▶ [GIVEN REQUEST] Using the listing below, report all lines holding the word "panel".

▶ [DATASET ROWS]
========
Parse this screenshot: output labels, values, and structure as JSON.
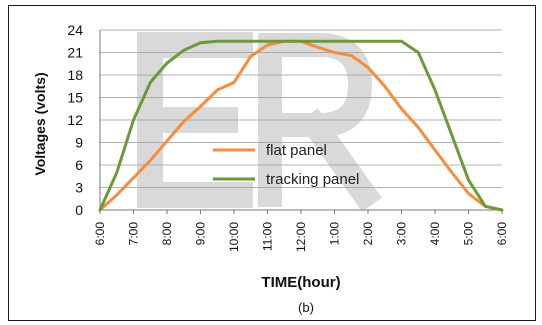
{
  "chart_data": {
    "type": "line",
    "title": "",
    "xlabel": "TIME(hour)",
    "ylabel": "Voltages (volts)",
    "caption": "(b)",
    "x_ticks": [
      "6:00",
      "7:00",
      "8:00",
      "9:00",
      "10:00",
      "11:00",
      "12:00",
      "1:00",
      "2:00",
      "3:00",
      "4:00",
      "5:00",
      "6:00"
    ],
    "y_ticks": [
      "0",
      "3",
      "6",
      "9",
      "12",
      "15",
      "18",
      "21",
      "24"
    ],
    "ylim": [
      0,
      24
    ],
    "grid": true,
    "legend_position": "center",
    "x": [
      0,
      0.5,
      1,
      1.5,
      2,
      2.5,
      3,
      3.5,
      4,
      4.5,
      5,
      5.5,
      6,
      6.5,
      7,
      7.5,
      8,
      8.5,
      9,
      9.5,
      10,
      10.5,
      11,
      11.5,
      12
    ],
    "series": [
      {
        "name": "flat panel",
        "color": "#f58d3d",
        "values": [
          0,
          2,
          4.3,
          6.6,
          9.2,
          11.8,
          13.8,
          16,
          17,
          20.5,
          22,
          22.5,
          22.5,
          21.7,
          21,
          20.6,
          19,
          16.5,
          13.5,
          11,
          8,
          5,
          2.2,
          0.5,
          0
        ]
      },
      {
        "name": "tracking panel",
        "color": "#6a9a3a",
        "values": [
          0,
          5,
          12,
          17,
          19.6,
          21.3,
          22.3,
          22.5,
          22.5,
          22.5,
          22.5,
          22.5,
          22.5,
          22.5,
          22.5,
          22.5,
          22.5,
          22.5,
          22.5,
          21,
          16,
          10,
          4,
          0.5,
          0
        ]
      }
    ]
  }
}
========
▶ [SOLUTION TO THIS EXERCISE]
        "name": "flat panel",
        "name": "tracking panel",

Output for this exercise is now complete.